### Data for processing:
⟨

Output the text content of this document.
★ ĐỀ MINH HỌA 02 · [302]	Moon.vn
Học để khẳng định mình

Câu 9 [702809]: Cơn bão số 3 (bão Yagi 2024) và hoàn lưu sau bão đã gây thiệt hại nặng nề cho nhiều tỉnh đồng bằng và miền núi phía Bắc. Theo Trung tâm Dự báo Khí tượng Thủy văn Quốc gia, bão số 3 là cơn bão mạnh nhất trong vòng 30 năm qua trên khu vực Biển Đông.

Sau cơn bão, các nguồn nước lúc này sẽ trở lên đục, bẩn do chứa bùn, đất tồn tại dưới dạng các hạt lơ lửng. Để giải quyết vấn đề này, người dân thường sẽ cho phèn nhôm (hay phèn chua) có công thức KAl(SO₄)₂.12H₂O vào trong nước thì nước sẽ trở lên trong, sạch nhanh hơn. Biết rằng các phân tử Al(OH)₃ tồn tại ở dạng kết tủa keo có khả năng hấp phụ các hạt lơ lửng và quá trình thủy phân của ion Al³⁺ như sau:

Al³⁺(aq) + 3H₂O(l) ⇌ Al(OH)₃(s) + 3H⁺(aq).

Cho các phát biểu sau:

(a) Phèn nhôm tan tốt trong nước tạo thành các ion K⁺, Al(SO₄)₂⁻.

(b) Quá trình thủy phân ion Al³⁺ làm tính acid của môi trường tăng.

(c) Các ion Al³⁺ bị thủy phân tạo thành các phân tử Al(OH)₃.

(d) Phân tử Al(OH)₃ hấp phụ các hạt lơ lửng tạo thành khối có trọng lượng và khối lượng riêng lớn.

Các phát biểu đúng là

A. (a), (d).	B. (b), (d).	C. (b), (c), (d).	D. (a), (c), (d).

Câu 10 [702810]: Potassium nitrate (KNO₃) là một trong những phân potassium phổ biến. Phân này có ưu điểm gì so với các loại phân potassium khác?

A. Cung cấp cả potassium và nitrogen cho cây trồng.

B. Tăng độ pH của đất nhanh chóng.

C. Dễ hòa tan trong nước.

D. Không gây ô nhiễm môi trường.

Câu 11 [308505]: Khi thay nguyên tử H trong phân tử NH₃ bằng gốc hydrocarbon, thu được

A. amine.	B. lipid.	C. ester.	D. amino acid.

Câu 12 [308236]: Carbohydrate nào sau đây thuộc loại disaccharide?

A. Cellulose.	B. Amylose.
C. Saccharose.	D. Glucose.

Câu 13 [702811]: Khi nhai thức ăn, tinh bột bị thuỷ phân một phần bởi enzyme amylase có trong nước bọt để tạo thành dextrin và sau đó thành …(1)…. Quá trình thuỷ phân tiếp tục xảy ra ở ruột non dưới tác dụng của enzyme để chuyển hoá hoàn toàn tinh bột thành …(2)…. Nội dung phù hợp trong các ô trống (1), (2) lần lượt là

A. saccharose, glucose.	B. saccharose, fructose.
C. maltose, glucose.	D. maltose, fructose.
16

⟩

### Task brief:
Keeping every word as it is, repeat all of the records.

### Written response:
Output the text content of this document.
★ ĐỀ MINH HỌA 02 · [302]	Moon.vn
Học để khẳng định mình

Câu 9 [702809]: Cơn bão số 3 (bão Yagi 2024) và hoàn lưu sau bão đã gây thiệt hại nặng nề cho nhiều tỉnh đồng bằng và miền núi phía Bắc. Theo Trung tâm Dự báo Khí tượng Thủy văn Quốc gia, bão số 3 là cơn bão mạnh nhất trong vòng 30 năm qua trên khu vực Biển Đông.

Sau cơn bão, các nguồn nước lúc này sẽ trở lên đục, bẩn do chứa bùn, đất tồn tại dưới dạng các hạt lơ lửng. Để giải quyết vấn đề này, người dân thường sẽ cho phèn nhôm (hay phèn chua) có công thức KAl(SO₄)₂.12H₂O vào trong nước thì nước sẽ trở lên trong, sạch nhanh hơn. Biết rằng các phân tử Al(OH)₃ tồn tại ở dạng kết tủa keo có khả năng hấp phụ các hạt lơ lửng và quá trình thủy phân của ion Al³⁺ như sau:

Al³⁺(aq) + 3H₂O(l) ⇌ Al(OH)₃(s) + 3H⁺(aq).

Cho các phát biểu sau:

(a) Phèn nhôm tan tốt trong nước tạo thành các ion K⁺, Al(SO₄)₂⁻.

(b) Quá trình thủy phân ion Al³⁺ làm tính acid của môi trường tăng.

(c) Các ion Al³⁺ bị thủy phân tạo thành các phân tử Al(OH)₃.

(d) Phân tử Al(OH)₃ hấp phụ các hạt lơ lửng tạo thành khối có trọng lượng và khối lượng riêng lớn.

Các phát biểu đúng là

A. (a), (d).	B. (b), (d).	C. (b), (c), (d).	D. (a), (c), (d).

Câu 10 [702810]: Potassium nitrate (KNO₃) là một trong những phân potassium phổ biến. Phân này có ưu điểm gì so với các loại phân potassium khác?

A. Cung cấp cả potassium và nitrogen cho cây trồng.

B. Tăng độ pH của đất nhanh chóng.

C. Dễ hòa tan trong nước.

D. Không gây ô nhiễm môi trường.

Câu 11 [308505]: Khi thay nguyên tử H trong phân tử NH₃ bằng gốc hydrocarbon, thu được

A. amine.	B. lipid.	C. ester.	D. amino acid.

Câu 12 [308236]: Carbohydrate nào sau đây thuộc loại disaccharide?

A. Cellulose.	B. Amylose.
C. Saccharose.	D. Glucose.

Câu 13 [702811]: Khi nhai thức ăn, tinh bột bị thuỷ phân một phần bởi enzyme amylase có trong nước bọt để tạo thành dextrin và sau đó thành …(1)…. Quá trình thuỷ phân tiếp tục xảy ra ở ruột non dưới tác dụng của enzyme để chuyển hoá hoàn toàn tinh bột thành …(2)…. Nội dung phù hợp trong các ô trống (1), (2) lần lượt là

A. saccharose, glucose.	B. saccharose, fructose.
C. maltose, glucose.	D. maltose, fructose.
16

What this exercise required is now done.